▸ OBJECTIVE
For the passage below on French associations, say whether each statement agrees with it, giving yes or no and quoting the exact words that decide it: (a) most associations in France rely to some degree on public support; (b) in 2017, about half of associations' resources came from public funding; (c) activist groups that stage protests on private grounds could lose funding or other forms of support.

▸ DOCUMENT SECTION
These provisions are causing deep concern to a wide range of associations and to human rights organizations. Associations are indeed numerous in France and range from large nation-wide organizations to much smaller local congregations; the vast majority of them rely, to various extents, on public forms of public support: the local municipality graciously allows this youth organization to use a sports facility, or the Ministry of Justice subsidizes the hiring of permanent staff for another association that provides educational activities to prison inmates. Many of them, however, fear that their very activity may be weakened by the new provisions. Think for instance of the many associations, large and small, who provide help and support to illegal aliens on French soil; or of activist groups who stage some of their protest actions on private grounds (such as, for instance, a temporary intrusion in the warehouse of a global company in order to denounce their practice of tax evasion). These could well fall under the prohibition of any action affecting public order — and they could lose funding or other forms of support. Regardless of the concrete fears that are raised, the very notion of subjecting freedom of association, in an economy in which public support to free association has become structural (In 2017, approximately 20 percent of associations’ resources came from public funding), to the signing of a republican contract, is illustrative of this legislative willingness to impose adhesion to values.

▸ DATASET CONTENT
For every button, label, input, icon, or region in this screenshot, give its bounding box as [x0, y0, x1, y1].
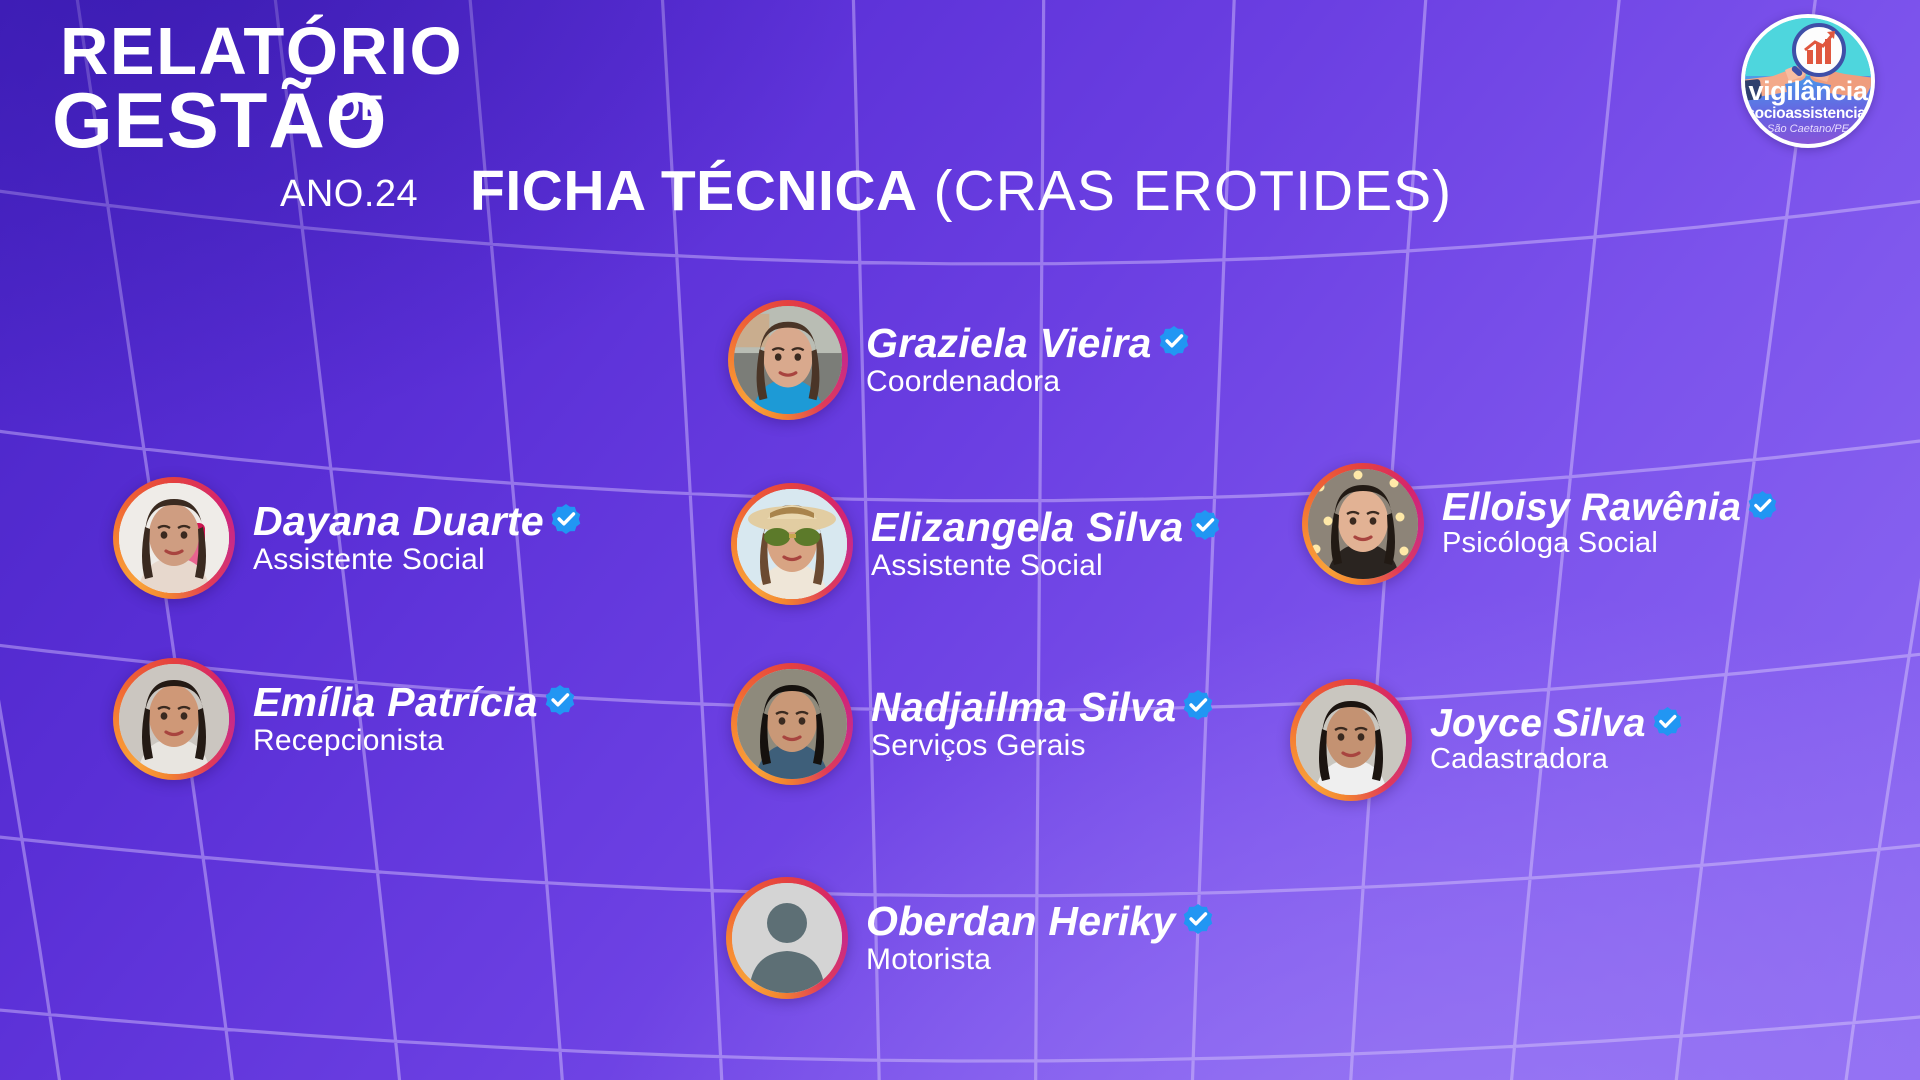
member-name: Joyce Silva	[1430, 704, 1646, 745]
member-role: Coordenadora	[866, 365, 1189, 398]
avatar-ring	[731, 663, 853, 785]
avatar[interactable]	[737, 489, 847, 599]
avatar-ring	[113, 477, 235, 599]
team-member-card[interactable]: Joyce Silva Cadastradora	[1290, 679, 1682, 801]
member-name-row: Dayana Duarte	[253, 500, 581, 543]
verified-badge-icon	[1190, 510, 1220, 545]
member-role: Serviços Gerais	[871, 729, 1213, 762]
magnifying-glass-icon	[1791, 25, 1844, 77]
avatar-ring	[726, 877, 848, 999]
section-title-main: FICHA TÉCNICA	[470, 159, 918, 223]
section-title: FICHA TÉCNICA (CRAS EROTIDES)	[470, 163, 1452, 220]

▸ COMPLETED EXERCISE
(a) Yes: "the vast majority of them rely, to various extents, on public forms of public support"
(b) No: "In 2017, approximately 20 percent of associations’ resources came from public funding"
(c) Yes: "These could well fall under the prohibition of any action affecting public order — and they could lose funding or other forms of support"